What is needed —
Lines containing the word "سورة" need to be counted. Please reply with how many there are, and nothing else.

#### Input records

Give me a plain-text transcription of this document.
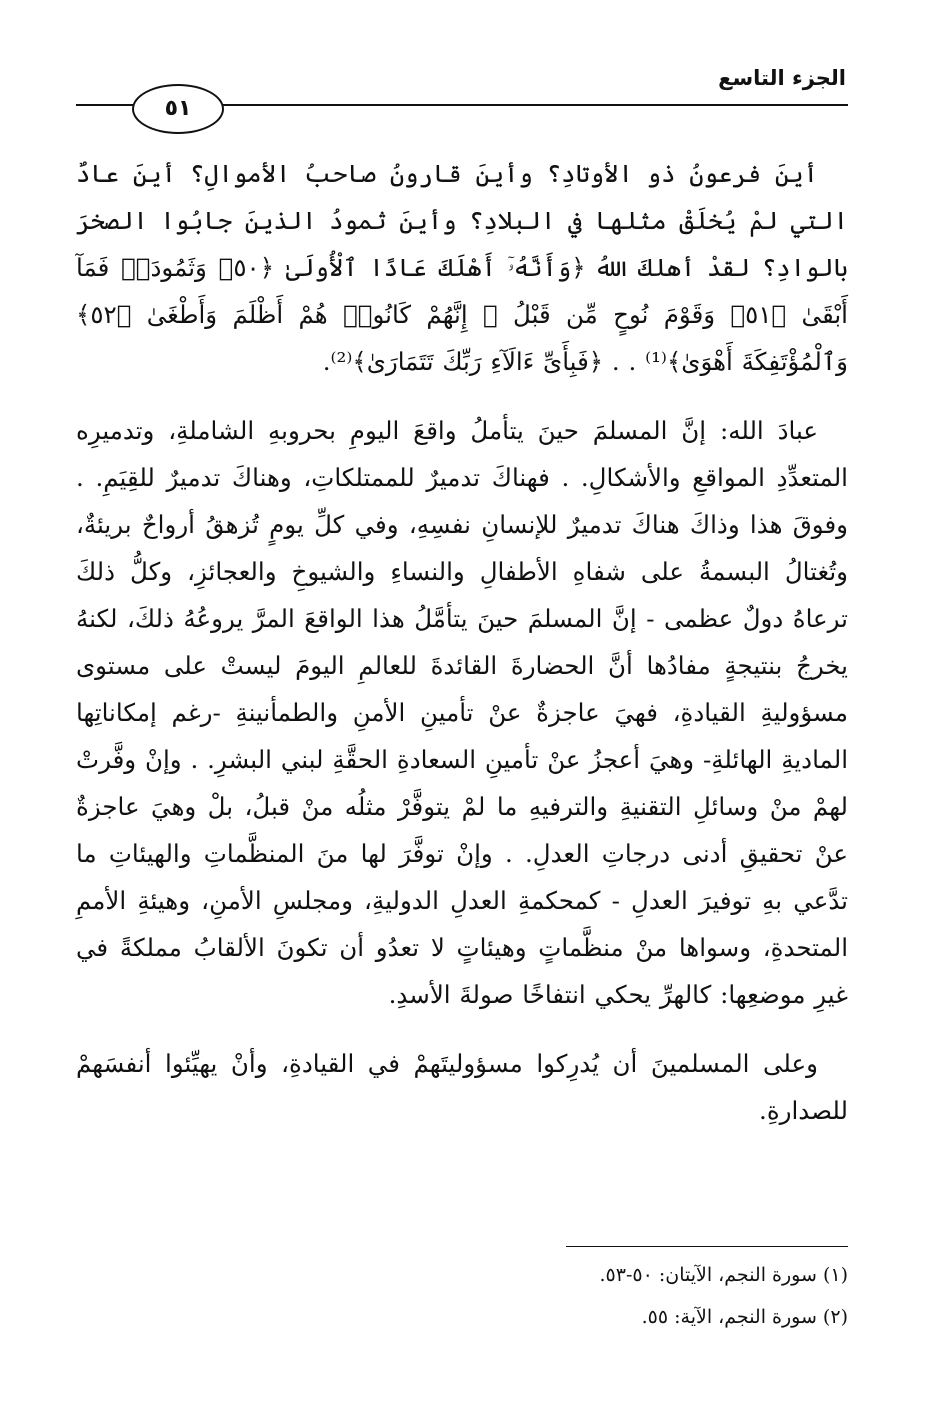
الجزء التاسع
٥١

أينَ فرعونُ ذو الأوتادِ؟ وأينَ قارونُ صاحبُ الأموالِ؟ أينَ عادٌ التي لمْ يُخلَقْ مثلها في البلادِ؟ وأينَ ثمودُ الذينَ جابُوا الصخرَ بالوادِ؟ لقدْ أهلكَ اللهُ ﴿وَأَنَّهُۥٓ أَهْلَكَ عَادًا ٱلْأُولَىٰ ﴿٥٠﴾ وَثَمُودَا۟ فَمَآ أَبْقَىٰ ﴿٥١﴾ وَقَوْمَ نُوحٍ مِّن قَبْلُ ۖ إِنَّهُمْ كَانُوا۟ هُمْ أَظْلَمَ وَأَطْغَىٰ ﴿٥٢﴾ وَٱلْمُؤْتَفِكَةَ أَهْوَىٰ﴾⁽¹⁾ . . ﴿فَبِأَىِّ ءَالَآءِ رَبِّكَ تَتَمَارَىٰ﴾⁽²⁾.

عبادَ الله: إنَّ المسلمَ حينَ يتأملُ واقعَ اليومِ بحروبهِ الشاملةِ، وتدميرِه المتعدِّدِ المواقعِ والأشكالِ. . فهناكَ تدميرٌ للممتلكاتِ، وهناكَ تدميرٌ للقِيَمِ. . وفوقَ هذا وذاكَ هناكَ تدميرٌ للإنسانِ نفسِهِ، وفي كلِّ يومٍ تُزهقُ أرواحٌ بريئةٌ، وتُغتالُ البسمةُ على شفاهِ الأطفالِ والنساءِ والشيوخِ والعجائزِ، وكلُّ ذلكَ ترعاهُ دولٌ عظمى - إنَّ المسلمَ حينَ يتأمَّلُ هذا الواقعَ المرَّ يروعُهُ ذلكَ، لكنهُ يخرجُ بنتيجةٍ مفادُها أنَّ الحضارةَ القائدةَ للعالمِ اليومَ ليستْ على مستوى مسؤوليةِ القيادةِ، فهيَ عاجزةٌ عنْ تأمينِ الأمنِ والطمأنينةِ -رغم إمكاناتِها الماديةِ الهائلةِ- وهيَ أعجزُ عنْ تأمينِ السعادةِ الحقَّةِ لبني البشرِ. . وإنْ وفَّرتْ لهمْ منْ وسائلِ التقنيةِ والترفيهِ ما لمْ يتوفَّرْ مثلُه منْ قبلُ، بلْ وهيَ عاجزةٌ عنْ تحقيقِ أدنى درجاتِ العدلِ. . وإنْ توفَّرَ لها منَ المنظَّماتِ والهيئاتِ ما تدَّعي بهِ توفيرَ العدلِ - كمحكمةِ العدلِ الدوليةِ، ومجلسِ الأمنِ، وهيئةِ الأممِ المتحدةِ، وسواها منْ منظَّماتٍ وهيئاتٍ لا تعدُو أن تكونَ الألقابُ مملكةً في غيرِ موضعِها: كالهرِّ يحكي انتفاخًا صولةَ الأسدِ.

وعلى المسلمينَ أن يُدرِكوا مسؤوليتَهمْ في القيادةِ، وأنْ يهيِّئوا أنفسَهمْ للصدارةِ.

(١) سورة النجم، الآيتان: ٥٠-٥٣.

(٢) سورة النجم، الآية: ٥٥.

########

Solution for this exercise —
2